■ DIRECTIVE:
Reproduce the listing word for word. Skip any image.

-- start SUPPLIED MATERIAL --

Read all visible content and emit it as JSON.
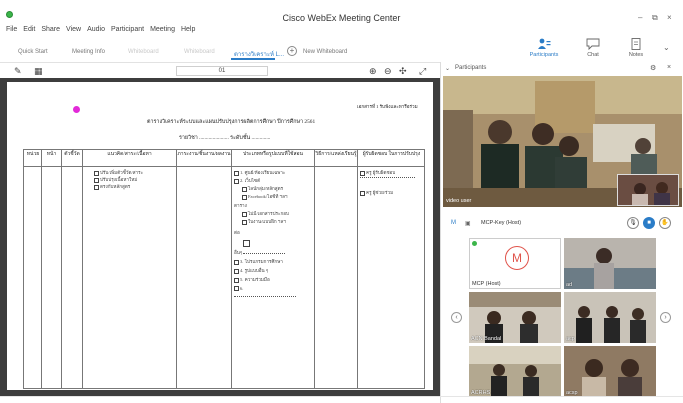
{
  "window": {
    "title": "Cisco WebEx Meeting Center",
    "minimize": "–",
    "maximize": "⧉",
    "close": "×"
  },
  "menu": [
    "File",
    "Edit",
    "Share",
    "View",
    "Audio",
    "Participant",
    "Meeting",
    "Help"
  ],
  "tabs": {
    "quick_start": "Quick Start",
    "meeting_info": "Meeting Info",
    "whiteboard_1": "Whiteboard",
    "whiteboard_2": "Whiteboard",
    "active_doc": "ตารางวิเคราะห์ L...",
    "new_whiteboard": "New Whiteboard"
  },
  "ribbon": {
    "participants": "Participants",
    "chat": "Chat",
    "notes": "Notes"
  },
  "doc_toolbar": {
    "page": "01"
  },
  "document": {
    "corner_note": "เอกสารที่ 1 รับฟังและหารือร่วม",
    "title_line_1": "ตารางวิเคราะห์ระบบและแผนปรับปรุงการผลิตการศึกษา ปีการศึกษา 2561",
    "title_line_2": "รายวิชา ...................... ระดับชั้น ..............",
    "headers": {
      "col1": "หน่วย",
      "col2": "หน้า",
      "col3": "ตัวชี้วัด",
      "col4": "แนวคิด/สาระ/เนื้อหา",
      "col5": "ภาระงาน/ชิ้นงาน/ผลงาน",
      "col6": "ประเภทหรือรูปแบบที่ใช้สอน",
      "col7": "วิธีการ/แหล่งเรียนรู้",
      "col8": "ผู้รับผิดชอบ ในการปรับปรุง"
    },
    "col4_items": [
      "ปรับ/เพิ่มตัวชี้วัด/สาระ",
      "ปรับปรุงเนื้อหาใหม่",
      "ตรงกับหลักสูตร"
    ],
    "col6_items": [
      "1. ศูนย์/ห้องเรียนเฉพาะ",
      "2. เว็บไซต์",
      "ไลน์กลุ่ม/หลักสูตร",
      "Facebook/ไอซีที ฯลฯ",
      "ตาราง",
      "ไม่มี/เอกสารประกอบ",
      "ใบงาน/แบบฝึก ฯลฯ",
      "ต่อ",
      "อื่นๆ",
      "3. โปรแกรมการศึกษา",
      "4. รูปแบบอื่น ๆ",
      "5. ความร่วมมือ",
      "6."
    ],
    "col8_items": [
      "ครู ผู้รับผิดชอบ",
      "ครู ผู้ช่วย/ร่วม"
    ]
  },
  "participants_panel": {
    "title": "Participants",
    "video_label": "video user",
    "presenter_name": "MCP-Key (Host)"
  },
  "thumbnails": [
    {
      "name": "MCP (Host)",
      "avatar": "M"
    },
    {
      "name": "ad"
    },
    {
      "name": "ACN Bandal"
    },
    {
      "name": "acp"
    },
    {
      "name": "ACRHS"
    },
    {
      "name": "acsp"
    }
  ],
  "colors": {
    "accent": "#2a7cc7",
    "pointer": "#e22ad8",
    "logo": "#3bb54a"
  }
}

-- end SUPPLIED MATERIAL --

■ WRITTEN REPLY:
Read all visible content and emit it as JSON.
{
  "window": {
    "title": "Cisco WebEx Meeting Center",
    "minimize": "–",
    "maximize": "⧉",
    "close": "×"
  },
  "menu": [
    "File",
    "Edit",
    "Share",
    "View",
    "Audio",
    "Participant",
    "Meeting",
    "Help"
  ],
  "tabs": {
    "quick_start": "Quick Start",
    "meeting_info": "Meeting Info",
    "whiteboard_1": "Whiteboard",
    "whiteboard_2": "Whiteboard",
    "active_doc": "ตารางวิเคราะห์ L...",
    "new_whiteboard": "New Whiteboard"
  },
  "ribbon": {
    "participants": "Participants",
    "chat": "Chat",
    "notes": "Notes"
  },
  "doc_toolbar": {
    "page": "01"
  },
  "document": {
    "corner_note": "เอกสารที่ 1 รับฟังและหารือร่วม",
    "title_line_1": "ตารางวิเคราะห์ระบบและแผนปรับปรุงการผลิตการศึกษา ปีการศึกษา 2561",
    "title_line_2": "รายวิชา ...................... ระดับชั้น ..............",
    "headers": {
      "col1": "หน่วย",
      "col2": "หน้า",
      "col3": "ตัวชี้วัด",
      "col4": "แนวคิด/สาระ/เนื้อหา",
      "col5": "ภาระงาน/ชิ้นงาน/ผลงาน",
      "col6": "ประเภทหรือรูปแบบที่ใช้สอน",
      "col7": "วิธีการ/แหล่งเรียนรู้",
      "col8": "ผู้รับผิดชอบ ในการปรับปรุง"
    },
    "col4_items": [
      "ปรับ/เพิ่มตัวชี้วัด/สาระ",
      "ปรับปรุงเนื้อหาใหม่",
      "ตรงกับหลักสูตร"
    ],
    "col6_items": [
      "1. ศูนย์/ห้องเรียนเฉพาะ",
      "2. เว็บไซต์",
      "ไลน์กลุ่ม/หลักสูตร",
      "Facebook/ไอซีที ฯลฯ",
      "ตาราง",
      "ไม่มี/เอกสารประกอบ",
      "ใบงาน/แบบฝึก ฯลฯ",
      "ต่อ",
      "อื่นๆ",
      "3. โปรแกรมการศึกษา",
      "4. รูปแบบอื่น ๆ",
      "5. ความร่วมมือ",
      "6."
    ],
    "col8_items": [
      "ครู ผู้รับผิดชอบ",
      "ครู ผู้ช่วย/ร่วม"
    ]
  },
  "participants_panel": {
    "title": "Participants",
    "video_label": "video user",
    "presenter_name": "MCP-Key (Host)"
  },
  "thumbnails": [
    {
      "name": "MCP (Host)",
      "avatar": "M"
    },
    {
      "name": "ad"
    },
    {
      "name": "ACN Bandal"
    },
    {
      "name": "acp"
    },
    {
      "name": "ACRHS"
    },
    {
      "name": "acsp"
    }
  ],
  "colors": {
    "accent": "#2a7cc7",
    "pointer": "#e22ad8",
    "logo": "#3bb54a"
  }
}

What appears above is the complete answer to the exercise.